Recorded data ->
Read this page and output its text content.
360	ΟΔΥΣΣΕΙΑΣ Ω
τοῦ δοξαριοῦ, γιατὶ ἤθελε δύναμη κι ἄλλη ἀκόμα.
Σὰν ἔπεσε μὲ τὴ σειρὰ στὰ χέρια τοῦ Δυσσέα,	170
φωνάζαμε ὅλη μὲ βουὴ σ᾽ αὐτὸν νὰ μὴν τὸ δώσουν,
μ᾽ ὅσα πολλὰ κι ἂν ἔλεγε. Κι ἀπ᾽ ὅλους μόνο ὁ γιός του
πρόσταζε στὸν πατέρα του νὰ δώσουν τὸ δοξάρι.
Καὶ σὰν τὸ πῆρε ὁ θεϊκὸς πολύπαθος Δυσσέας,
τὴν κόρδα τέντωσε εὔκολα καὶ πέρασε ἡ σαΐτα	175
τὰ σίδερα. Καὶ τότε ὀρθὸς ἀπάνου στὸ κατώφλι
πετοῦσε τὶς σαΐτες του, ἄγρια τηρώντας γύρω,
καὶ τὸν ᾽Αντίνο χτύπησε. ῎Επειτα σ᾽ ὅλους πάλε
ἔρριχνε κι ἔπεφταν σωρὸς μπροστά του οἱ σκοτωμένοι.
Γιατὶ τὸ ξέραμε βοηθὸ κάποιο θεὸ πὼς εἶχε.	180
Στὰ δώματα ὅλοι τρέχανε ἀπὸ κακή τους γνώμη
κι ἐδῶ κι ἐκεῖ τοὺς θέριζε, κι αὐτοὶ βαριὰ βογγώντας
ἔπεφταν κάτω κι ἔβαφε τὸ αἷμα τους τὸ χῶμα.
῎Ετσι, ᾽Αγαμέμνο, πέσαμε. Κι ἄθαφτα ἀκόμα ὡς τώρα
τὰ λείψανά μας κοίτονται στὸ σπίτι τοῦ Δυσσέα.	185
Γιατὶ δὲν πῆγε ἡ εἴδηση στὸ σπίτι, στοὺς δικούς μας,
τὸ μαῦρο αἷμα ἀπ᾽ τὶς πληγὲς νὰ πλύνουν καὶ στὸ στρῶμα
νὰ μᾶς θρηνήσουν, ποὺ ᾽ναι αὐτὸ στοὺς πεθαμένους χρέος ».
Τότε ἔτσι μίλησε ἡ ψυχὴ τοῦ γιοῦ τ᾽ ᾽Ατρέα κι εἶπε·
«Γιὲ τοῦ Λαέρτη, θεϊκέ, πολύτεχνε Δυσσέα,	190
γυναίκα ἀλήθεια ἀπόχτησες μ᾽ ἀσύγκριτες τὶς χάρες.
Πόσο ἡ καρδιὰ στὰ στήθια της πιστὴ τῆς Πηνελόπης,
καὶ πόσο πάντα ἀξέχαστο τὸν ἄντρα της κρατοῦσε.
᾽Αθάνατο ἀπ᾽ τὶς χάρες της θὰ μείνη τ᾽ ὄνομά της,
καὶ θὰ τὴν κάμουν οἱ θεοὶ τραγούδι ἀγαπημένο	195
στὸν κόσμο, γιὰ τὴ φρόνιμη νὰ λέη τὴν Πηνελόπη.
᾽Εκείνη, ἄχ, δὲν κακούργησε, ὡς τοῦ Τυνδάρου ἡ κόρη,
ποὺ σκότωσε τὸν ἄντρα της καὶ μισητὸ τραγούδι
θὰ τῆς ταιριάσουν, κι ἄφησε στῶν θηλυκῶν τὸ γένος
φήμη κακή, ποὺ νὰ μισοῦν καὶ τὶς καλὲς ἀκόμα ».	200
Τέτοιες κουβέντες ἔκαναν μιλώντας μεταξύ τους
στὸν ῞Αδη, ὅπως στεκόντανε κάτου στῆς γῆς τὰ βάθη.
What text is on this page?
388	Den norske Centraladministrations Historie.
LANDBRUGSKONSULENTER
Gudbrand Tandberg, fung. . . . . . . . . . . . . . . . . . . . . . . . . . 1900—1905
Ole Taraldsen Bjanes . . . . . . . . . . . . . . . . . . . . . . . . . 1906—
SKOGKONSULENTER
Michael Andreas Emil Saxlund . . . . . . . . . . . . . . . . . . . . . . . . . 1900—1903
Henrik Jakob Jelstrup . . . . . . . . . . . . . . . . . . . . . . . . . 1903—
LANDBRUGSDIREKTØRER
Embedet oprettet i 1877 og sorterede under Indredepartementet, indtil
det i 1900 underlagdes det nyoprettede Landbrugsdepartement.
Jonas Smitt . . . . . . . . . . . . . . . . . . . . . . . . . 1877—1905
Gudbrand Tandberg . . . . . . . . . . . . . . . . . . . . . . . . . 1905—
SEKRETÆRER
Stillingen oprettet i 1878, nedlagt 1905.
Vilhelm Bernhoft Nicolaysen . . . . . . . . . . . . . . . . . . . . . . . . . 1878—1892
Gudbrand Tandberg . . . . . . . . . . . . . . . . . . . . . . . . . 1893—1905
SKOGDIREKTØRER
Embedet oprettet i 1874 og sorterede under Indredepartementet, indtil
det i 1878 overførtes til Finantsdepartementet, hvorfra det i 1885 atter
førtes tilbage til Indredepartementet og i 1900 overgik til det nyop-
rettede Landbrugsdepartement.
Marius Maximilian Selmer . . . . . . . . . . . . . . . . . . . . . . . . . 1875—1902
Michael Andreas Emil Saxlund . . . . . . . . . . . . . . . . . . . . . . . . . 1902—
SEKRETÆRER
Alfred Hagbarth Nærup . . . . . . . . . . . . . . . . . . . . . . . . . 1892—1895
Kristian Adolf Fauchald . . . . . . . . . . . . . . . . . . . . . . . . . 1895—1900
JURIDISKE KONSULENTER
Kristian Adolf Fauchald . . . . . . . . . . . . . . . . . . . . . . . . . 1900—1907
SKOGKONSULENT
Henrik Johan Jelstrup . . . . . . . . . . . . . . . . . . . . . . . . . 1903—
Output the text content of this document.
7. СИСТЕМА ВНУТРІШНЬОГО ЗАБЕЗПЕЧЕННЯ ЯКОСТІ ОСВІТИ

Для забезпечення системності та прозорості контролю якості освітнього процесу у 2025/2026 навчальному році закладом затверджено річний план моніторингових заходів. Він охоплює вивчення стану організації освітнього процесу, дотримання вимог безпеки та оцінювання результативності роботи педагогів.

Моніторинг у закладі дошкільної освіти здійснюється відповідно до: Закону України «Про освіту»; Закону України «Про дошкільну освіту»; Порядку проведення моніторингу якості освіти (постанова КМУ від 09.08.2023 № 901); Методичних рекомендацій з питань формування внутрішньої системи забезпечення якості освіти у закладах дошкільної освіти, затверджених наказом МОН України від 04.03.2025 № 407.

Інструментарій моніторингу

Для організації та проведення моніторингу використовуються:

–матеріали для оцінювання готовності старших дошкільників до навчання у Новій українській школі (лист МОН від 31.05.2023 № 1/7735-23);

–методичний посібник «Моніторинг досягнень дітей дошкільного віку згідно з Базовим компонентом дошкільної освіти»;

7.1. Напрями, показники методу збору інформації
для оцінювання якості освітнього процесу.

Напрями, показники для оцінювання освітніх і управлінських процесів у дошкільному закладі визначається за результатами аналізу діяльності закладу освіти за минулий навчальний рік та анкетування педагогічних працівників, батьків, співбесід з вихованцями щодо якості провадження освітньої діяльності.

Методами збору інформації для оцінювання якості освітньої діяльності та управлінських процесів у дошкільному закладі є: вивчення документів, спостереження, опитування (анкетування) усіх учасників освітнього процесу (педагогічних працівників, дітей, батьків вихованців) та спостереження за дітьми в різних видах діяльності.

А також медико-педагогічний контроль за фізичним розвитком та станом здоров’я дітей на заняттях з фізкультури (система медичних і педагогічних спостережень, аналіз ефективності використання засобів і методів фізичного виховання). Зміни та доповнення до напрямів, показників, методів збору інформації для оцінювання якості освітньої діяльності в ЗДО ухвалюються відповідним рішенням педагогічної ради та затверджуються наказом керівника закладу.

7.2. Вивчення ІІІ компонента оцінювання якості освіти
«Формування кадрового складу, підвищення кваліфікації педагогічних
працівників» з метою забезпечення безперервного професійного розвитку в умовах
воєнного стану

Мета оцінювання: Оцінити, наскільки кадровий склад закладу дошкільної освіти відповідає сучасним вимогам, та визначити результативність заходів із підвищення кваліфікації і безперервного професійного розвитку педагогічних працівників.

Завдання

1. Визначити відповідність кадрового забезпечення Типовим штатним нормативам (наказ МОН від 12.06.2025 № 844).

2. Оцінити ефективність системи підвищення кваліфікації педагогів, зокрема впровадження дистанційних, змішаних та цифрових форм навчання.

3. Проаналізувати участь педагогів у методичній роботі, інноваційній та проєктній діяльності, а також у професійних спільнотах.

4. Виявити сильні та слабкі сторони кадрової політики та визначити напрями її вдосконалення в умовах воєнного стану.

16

Goal of the exercise ->
In the listing above, count each line that holds the string "моніторингу". Give the number only.

Answer below ->
3